:: What is needed ::
Reproduce the records exactly.

* begin *

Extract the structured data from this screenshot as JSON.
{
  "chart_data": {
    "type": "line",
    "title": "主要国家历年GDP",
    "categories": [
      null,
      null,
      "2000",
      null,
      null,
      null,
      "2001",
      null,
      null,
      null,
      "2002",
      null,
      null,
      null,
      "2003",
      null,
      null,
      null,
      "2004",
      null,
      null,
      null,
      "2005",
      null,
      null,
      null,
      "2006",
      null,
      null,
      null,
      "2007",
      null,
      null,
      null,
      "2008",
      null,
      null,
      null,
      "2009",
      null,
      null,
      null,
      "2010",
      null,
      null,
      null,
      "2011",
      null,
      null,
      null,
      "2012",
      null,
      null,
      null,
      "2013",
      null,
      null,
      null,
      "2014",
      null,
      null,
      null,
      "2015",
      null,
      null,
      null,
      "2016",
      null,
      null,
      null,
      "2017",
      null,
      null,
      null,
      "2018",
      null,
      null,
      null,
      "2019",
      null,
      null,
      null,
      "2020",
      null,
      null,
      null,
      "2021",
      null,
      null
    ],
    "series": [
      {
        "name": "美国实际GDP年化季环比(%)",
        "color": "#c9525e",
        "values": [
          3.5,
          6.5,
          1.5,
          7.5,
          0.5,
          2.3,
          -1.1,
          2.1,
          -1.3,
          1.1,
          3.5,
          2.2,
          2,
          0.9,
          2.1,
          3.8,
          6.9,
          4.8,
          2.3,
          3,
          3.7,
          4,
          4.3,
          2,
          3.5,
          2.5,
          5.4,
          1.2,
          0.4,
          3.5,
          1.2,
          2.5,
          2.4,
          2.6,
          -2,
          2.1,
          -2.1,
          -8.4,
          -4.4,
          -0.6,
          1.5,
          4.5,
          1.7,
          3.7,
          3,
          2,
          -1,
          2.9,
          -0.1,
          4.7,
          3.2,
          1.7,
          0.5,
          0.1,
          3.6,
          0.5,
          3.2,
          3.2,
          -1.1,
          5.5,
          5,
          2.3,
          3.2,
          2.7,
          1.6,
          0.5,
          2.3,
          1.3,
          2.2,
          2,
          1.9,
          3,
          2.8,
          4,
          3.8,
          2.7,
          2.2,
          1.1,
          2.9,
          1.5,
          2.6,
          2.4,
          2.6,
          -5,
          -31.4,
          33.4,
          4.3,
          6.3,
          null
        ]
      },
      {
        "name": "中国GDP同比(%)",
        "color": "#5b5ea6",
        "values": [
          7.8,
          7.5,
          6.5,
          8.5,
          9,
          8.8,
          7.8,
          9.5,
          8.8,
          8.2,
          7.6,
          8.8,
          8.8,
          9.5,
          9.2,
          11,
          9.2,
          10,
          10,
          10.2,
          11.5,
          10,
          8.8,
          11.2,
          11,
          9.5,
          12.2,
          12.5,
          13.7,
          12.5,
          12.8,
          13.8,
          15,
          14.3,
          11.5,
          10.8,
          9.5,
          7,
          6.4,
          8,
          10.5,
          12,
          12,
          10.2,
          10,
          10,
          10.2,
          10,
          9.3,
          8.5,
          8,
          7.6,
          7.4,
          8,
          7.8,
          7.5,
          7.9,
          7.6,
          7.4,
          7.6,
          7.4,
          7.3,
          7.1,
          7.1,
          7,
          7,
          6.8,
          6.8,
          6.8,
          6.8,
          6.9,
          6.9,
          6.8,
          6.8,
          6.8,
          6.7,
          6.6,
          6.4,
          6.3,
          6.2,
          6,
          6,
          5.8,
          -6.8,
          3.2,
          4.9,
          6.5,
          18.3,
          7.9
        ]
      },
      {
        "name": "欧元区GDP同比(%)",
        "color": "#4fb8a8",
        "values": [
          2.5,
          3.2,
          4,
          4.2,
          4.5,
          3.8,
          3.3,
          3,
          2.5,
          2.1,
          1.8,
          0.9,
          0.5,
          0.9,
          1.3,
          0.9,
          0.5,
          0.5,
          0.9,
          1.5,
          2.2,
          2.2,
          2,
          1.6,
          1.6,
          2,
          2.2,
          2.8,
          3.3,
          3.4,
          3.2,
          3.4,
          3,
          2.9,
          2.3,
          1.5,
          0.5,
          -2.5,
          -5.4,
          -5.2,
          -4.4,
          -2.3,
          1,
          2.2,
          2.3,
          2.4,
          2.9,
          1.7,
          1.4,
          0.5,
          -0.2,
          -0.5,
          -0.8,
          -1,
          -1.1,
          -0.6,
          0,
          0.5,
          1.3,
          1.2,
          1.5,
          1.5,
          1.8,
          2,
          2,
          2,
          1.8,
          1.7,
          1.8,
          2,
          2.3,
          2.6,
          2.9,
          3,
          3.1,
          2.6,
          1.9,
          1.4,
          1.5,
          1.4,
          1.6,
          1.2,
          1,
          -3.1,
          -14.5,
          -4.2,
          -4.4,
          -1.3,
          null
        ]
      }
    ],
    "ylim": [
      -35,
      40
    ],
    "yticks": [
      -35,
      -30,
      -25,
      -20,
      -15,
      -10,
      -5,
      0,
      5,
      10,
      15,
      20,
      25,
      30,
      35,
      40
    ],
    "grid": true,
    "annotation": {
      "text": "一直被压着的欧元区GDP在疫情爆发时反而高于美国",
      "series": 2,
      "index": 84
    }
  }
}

* end *

:: Answer to this task ::
Extract the structured data from this screenshot as JSON.
{
  "chart_data": {
    "type": "line",
    "title": "主要国家历年GDP",
    "categories": [
      null,
      null,
      "2000",
      null,
      null,
      null,
      "2001",
      null,
      null,
      null,
      "2002",
      null,
      null,
      null,
      "2003",
      null,
      null,
      null,
      "2004",
      null,
      null,
      null,
      "2005",
      null,
      null,
      null,
      "2006",
      null,
      null,
      null,
      "2007",
      null,
      null,
      null,
      "2008",
      null,
      null,
      null,
      "2009",
      null,
      null,
      null,
      "2010",
      null,
      null,
      null,
      "2011",
      null,
      null,
      null,
      "2012",
      null,
      null,
      null,
      "2013",
      null,
      null,
      null,
      "2014",
      null,
      null,
      null,
      "2015",
      null,
      null,
      null,
      "2016",
      null,
      null,
      null,
      "2017",
      null,
      null,
      null,
      "2018",
      null,
      null,
      null,
      "2019",
      null,
      null,
      null,
      "2020",
      null,
      null,
      null,
      "2021",
      null,
      null
    ],
    "series": [
      {
        "name": "美国实际GDP年化季环比(%)",
        "color": "#c9525e",
        "values": [
          3.5,
          6.5,
          1.5,
          7.5,
          0.5,
          2.3,
          -1.1,
          2.1,
          -1.3,
          1.1,
          3.5,
          2.2,
          2,
          0.9,
          2.1,
          3.8,
          6.9,
          4.8,
          2.3,
          3,
          3.7,
          4,
          4.3,
          2,
          3.5,
          2.5,
          5.4,
          1.2,
          0.4,
          3.5,
          1.2,
          2.5,
          2.4,
          2.6,
          -2,
          2.1,
          -2.1,
          -8.4,
          -4.4,
          -0.6,
          1.5,
          4.5,
          1.7,
          3.7,
          3,
          2,
          -1,
          2.9,
          -0.1,
          4.7,
          3.2,
          1.7,
          0.5,
          0.1,
          3.6,
          0.5,
          3.2,
          3.2,
          -1.1,
          5.5,
          5,
          2.3,
          3.2,
          2.7,
          1.6,
          0.5,
          2.3,
          1.3,
          2.2,
          2,
          1.9,
          3,
          2.8,
          4,
          3.8,
          2.7,
          2.2,
          1.1,
          2.9,
          1.5,
          2.6,
          2.4,
          2.6,
          -5,
          -31.4,
          33.4,
          4.3,
          6.3,
          null
        ]
      },
      {
        "name": "中国GDP同比(%)",
        "color": "#5b5ea6",
        "values": [
          7.8,
          7.5,
          6.5,
          8.5,
          9,
          8.8,
          7.8,
          9.5,
          8.8,
          8.2,
          7.6,
          8.8,
          8.8,
          9.5,
          9.2,
          11,
          9.2,
          10,
          10,
          10.2,
          11.5,
          10,
          8.8,
          11.2,
          11,
          9.5,
          12.2,
          12.5,
          13.7,
          12.5,
          12.8,
          13.8,
          15,
          14.3,
          11.5,
          10.8,
          9.5,
          7,
          6.4,
          8,
          10.5,
          12,
          12,
          10.2,
          10,
          10,
          10.2,
          10,
          9.3,
          8.5,
          8,
          7.6,
          7.4,
          8,
          7.8,
          7.5,
          7.9,
          7.6,
          7.4,
          7.6,
          7.4,
          7.3,
          7.1,
          7.1,
          7,
          7,
          6.8,
          6.8,
          6.8,
          6.8,
          6.9,
          6.9,
          6.8,
          6.8,
          6.8,
          6.7,
          6.6,
          6.4,
          6.3,
          6.2,
          6,
          6,
          5.8,
          -6.8,
          3.2,
          4.9,
          6.5,
          18.3,
          7.9
        ]
      },
      {
        "name": "欧元区GDP同比(%)",
        "color": "#4fb8a8",
        "values": [
          2.5,
          3.2,
          4,
          4.2,
          4.5,
          3.8,
          3.3,
          3,
          2.5,
          2.1,
          1.8,
          0.9,
          0.5,
          0.9,
          1.3,
          0.9,
          0.5,
          0.5,
          0.9,
          1.5,
          2.2,
          2.2,
          2,
          1.6,
          1.6,
          2,
          2.2,
          2.8,
          3.3,
          3.4,
          3.2,
          3.4,
          3,
          2.9,
          2.3,
          1.5,
          0.5,
          -2.5,
          -5.4,
          -5.2,
          -4.4,
          -2.3,
          1,
          2.2,
          2.3,
          2.4,
          2.9,
          1.7,
          1.4,
          0.5,
          -0.2,
          -0.5,
          -0.8,
          -1,
          -1.1,
          -0.6,
          0,
          0.5,
          1.3,
          1.2,
          1.5,
          1.5,
          1.8,
          2,
          2,
          2,
          1.8,
          1.7,
          1.8,
          2,
          2.3,
          2.6,
          2.9,
          3,
          3.1,
          2.6,
          1.9,
          1.4,
          1.5,
          1.4,
          1.6,
          1.2,
          1,
          -3.1,
          -14.5,
          -4.2,
          -4.4,
          -1.3,
          null
        ]
      }
    ],
    "ylim": [
      -35,
      40
    ],
    "yticks": [
      -35,
      -30,
      -25,
      -20,
      -15,
      -10,
      -5,
      0,
      5,
      10,
      15,
      20,
      25,
      30,
      35,
      40
    ],
    "grid": true,
    "annotation": {
      "text": "一直被压着的欧元区GDP在疫情爆发时反而高于美国",
      "series": 2,
      "index": 84
    }
  }
}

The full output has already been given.